Look through the data below. Collect every line where the word "images" occurs.
- - - - - - -
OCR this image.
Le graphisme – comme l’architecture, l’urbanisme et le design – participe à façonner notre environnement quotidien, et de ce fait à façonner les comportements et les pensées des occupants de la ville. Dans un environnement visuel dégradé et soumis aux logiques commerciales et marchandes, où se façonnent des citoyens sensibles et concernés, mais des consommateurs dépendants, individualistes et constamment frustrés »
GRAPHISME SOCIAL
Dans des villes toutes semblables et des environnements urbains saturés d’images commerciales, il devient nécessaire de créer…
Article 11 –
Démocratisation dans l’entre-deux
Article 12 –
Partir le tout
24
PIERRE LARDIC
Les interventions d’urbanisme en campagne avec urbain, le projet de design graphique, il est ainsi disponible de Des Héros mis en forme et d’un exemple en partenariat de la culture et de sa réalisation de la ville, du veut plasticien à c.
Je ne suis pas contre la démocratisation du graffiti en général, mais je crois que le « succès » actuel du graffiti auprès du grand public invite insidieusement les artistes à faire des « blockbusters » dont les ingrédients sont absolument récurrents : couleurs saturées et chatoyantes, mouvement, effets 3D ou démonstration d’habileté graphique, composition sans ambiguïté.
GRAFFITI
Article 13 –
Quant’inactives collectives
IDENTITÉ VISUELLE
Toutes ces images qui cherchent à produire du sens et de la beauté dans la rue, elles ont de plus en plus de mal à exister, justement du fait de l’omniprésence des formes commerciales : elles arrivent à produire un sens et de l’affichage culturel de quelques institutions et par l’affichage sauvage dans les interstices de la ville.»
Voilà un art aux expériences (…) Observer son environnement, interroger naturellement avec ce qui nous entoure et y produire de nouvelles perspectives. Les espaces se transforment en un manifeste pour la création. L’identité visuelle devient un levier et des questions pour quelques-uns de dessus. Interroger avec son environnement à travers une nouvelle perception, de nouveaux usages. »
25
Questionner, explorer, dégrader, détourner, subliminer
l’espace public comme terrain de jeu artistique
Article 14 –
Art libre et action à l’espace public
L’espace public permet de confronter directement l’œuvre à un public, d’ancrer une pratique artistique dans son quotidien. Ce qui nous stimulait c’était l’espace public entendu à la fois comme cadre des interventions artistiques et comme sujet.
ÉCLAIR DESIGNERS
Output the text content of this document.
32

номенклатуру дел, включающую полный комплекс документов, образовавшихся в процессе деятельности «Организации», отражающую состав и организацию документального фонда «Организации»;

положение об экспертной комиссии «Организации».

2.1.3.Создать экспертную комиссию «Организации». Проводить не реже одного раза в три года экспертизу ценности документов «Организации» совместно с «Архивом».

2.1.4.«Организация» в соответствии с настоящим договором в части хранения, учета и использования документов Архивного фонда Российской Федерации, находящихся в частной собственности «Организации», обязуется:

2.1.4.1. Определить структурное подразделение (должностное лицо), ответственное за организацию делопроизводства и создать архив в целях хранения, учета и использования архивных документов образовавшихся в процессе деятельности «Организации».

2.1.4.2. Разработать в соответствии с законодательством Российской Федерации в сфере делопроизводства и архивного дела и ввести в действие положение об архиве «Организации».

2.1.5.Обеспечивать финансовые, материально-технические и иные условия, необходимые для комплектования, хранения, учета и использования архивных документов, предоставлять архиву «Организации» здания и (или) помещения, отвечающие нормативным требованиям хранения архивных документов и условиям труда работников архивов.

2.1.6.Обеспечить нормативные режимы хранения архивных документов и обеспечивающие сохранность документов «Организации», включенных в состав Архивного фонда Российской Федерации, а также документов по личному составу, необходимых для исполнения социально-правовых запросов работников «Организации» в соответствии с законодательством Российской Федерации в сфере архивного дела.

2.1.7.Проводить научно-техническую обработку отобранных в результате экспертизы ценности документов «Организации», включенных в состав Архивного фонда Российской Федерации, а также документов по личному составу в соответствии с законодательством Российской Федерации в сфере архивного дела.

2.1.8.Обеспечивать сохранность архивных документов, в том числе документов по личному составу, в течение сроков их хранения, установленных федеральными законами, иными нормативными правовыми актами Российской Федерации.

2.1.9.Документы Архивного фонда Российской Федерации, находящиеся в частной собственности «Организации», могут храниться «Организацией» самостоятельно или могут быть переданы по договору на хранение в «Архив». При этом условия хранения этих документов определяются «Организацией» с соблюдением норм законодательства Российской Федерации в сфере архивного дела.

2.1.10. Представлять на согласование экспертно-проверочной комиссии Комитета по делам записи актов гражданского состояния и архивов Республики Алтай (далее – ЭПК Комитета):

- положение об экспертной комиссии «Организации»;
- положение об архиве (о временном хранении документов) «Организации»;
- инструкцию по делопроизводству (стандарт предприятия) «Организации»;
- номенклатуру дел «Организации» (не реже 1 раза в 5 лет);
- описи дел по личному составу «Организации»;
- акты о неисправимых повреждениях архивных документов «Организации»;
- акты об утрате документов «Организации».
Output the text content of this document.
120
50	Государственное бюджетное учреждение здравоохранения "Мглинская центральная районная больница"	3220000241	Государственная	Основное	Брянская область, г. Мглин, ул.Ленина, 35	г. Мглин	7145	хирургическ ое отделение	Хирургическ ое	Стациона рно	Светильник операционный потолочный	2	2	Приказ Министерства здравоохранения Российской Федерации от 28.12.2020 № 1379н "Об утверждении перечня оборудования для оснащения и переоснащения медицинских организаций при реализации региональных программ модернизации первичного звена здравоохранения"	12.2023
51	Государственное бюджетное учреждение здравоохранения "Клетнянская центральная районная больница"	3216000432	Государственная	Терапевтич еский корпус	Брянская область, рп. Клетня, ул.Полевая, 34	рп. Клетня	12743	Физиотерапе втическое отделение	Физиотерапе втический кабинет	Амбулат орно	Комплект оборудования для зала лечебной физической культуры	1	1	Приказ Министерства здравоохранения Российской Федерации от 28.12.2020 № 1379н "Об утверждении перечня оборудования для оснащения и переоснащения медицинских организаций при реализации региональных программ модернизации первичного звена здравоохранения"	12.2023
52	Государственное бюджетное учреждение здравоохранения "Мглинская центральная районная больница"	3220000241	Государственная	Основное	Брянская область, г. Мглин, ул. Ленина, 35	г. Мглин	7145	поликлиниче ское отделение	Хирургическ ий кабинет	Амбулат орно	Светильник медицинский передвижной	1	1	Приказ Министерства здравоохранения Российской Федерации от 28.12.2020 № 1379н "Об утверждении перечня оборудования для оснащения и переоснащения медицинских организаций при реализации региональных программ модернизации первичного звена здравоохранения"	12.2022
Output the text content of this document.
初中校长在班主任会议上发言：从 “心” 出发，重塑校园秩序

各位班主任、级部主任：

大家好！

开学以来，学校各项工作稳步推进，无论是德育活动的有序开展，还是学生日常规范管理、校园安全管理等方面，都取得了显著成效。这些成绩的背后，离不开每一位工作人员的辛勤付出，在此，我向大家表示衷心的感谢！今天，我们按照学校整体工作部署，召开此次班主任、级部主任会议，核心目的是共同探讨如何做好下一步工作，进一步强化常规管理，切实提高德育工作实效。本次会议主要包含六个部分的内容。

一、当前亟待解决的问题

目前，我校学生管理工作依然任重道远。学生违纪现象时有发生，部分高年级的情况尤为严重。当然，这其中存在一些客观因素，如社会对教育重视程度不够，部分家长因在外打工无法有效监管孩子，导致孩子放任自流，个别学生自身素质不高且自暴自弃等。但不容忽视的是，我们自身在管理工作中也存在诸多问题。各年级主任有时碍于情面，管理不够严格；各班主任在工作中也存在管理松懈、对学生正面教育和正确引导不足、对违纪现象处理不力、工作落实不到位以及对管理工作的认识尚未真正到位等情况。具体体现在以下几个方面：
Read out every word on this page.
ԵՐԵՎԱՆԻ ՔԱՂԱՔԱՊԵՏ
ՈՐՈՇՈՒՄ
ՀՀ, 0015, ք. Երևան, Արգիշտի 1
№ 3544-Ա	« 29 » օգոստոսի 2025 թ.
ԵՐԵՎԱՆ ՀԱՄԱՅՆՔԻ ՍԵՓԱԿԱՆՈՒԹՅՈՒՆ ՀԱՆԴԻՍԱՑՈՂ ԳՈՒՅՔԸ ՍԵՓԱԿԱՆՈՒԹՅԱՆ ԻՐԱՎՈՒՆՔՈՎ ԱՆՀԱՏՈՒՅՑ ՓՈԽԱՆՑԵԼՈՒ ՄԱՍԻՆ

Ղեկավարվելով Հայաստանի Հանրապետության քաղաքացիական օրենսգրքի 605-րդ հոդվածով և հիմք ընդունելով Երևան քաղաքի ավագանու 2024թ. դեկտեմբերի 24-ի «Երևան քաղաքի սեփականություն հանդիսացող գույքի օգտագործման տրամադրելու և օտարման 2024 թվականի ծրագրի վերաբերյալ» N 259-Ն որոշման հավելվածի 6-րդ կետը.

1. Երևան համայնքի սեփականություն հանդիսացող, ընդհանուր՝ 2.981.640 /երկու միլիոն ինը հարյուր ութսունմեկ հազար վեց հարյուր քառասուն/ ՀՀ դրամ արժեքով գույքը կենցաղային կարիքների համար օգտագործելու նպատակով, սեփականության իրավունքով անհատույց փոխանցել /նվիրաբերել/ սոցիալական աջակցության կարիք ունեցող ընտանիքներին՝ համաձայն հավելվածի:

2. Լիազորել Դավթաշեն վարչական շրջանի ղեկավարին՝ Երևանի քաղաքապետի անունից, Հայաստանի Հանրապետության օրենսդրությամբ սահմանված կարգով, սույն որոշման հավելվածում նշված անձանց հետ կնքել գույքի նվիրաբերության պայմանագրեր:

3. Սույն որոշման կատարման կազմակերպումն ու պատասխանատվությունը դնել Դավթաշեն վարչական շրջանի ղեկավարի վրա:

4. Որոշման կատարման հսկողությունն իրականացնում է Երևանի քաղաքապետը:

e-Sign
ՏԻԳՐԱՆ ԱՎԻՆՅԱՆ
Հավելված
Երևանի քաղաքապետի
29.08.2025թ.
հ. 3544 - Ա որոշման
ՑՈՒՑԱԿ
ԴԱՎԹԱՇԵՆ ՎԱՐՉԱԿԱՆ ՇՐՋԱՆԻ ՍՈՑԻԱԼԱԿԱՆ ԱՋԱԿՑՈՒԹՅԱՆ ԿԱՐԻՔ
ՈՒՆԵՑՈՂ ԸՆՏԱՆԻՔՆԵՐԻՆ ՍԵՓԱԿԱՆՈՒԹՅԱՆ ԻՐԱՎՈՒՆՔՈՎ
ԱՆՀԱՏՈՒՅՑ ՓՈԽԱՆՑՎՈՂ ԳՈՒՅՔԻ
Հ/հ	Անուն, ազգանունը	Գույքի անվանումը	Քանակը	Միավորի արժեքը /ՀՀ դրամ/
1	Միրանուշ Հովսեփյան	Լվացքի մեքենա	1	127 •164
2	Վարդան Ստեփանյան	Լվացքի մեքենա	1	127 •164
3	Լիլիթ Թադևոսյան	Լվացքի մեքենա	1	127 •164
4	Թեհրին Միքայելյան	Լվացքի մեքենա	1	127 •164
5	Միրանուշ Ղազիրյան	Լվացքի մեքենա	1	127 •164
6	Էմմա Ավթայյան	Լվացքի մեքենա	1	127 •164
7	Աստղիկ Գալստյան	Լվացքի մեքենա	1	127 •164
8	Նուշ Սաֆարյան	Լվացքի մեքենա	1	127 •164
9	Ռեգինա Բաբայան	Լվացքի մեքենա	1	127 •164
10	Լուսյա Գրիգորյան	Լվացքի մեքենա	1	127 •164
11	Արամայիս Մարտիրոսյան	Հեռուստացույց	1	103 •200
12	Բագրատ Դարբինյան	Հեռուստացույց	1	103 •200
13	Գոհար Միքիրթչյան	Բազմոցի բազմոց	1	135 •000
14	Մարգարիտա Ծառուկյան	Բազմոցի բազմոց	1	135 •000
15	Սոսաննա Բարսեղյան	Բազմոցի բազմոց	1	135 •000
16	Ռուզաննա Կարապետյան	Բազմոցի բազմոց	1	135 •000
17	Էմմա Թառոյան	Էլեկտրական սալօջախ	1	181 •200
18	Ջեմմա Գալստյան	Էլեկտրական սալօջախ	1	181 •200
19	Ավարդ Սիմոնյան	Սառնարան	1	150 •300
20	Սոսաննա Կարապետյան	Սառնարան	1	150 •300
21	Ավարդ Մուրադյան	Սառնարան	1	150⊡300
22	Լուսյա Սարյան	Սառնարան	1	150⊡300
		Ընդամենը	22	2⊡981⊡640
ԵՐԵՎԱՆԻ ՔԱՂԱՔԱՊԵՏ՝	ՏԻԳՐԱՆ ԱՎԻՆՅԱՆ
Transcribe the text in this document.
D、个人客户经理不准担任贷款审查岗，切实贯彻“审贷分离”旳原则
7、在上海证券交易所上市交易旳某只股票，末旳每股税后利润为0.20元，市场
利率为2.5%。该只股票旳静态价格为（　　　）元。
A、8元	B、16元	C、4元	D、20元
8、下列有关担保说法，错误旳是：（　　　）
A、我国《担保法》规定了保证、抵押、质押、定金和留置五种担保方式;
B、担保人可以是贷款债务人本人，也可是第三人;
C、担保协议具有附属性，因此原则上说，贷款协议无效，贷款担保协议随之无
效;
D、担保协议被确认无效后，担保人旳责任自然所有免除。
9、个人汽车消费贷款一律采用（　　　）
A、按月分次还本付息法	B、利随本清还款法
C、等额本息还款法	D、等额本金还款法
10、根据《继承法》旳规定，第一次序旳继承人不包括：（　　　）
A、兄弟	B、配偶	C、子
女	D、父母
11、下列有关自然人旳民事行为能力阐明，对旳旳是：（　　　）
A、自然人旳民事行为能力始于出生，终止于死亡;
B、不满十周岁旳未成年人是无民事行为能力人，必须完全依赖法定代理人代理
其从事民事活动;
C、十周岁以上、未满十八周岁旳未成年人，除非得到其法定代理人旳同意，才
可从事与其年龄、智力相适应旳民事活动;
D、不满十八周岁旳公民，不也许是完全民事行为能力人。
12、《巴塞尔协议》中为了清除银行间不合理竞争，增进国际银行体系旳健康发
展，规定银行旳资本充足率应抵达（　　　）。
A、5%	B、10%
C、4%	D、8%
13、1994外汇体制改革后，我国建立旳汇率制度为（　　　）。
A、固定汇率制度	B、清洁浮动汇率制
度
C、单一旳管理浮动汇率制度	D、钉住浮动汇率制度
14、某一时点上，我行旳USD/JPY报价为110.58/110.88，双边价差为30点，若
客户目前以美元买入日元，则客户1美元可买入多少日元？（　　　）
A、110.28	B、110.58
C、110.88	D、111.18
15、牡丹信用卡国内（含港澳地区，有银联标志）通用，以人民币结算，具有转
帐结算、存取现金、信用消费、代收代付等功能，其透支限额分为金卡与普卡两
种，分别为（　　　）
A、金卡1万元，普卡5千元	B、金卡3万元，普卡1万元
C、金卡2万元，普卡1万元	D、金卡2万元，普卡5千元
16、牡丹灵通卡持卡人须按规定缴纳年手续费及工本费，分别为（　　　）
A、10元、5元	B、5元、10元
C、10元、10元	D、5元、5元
- - - - - - -
- Solution to this problem:
Dans des villes toutes semblables et des environnements urbains saturés d’images commerciales, il devient nécessaire de créer…
Toutes ces images qui cherchent à produire du sens et de la beauté dans la rue, elles ont de plus en plus de mal à exister, justement du fait de l’omniprésence des formes commerciales : elles arrivent à produire un sens et de l’affichage culturel de quelques institutions et par l’affichage sauvage dans les interstices de la ville.»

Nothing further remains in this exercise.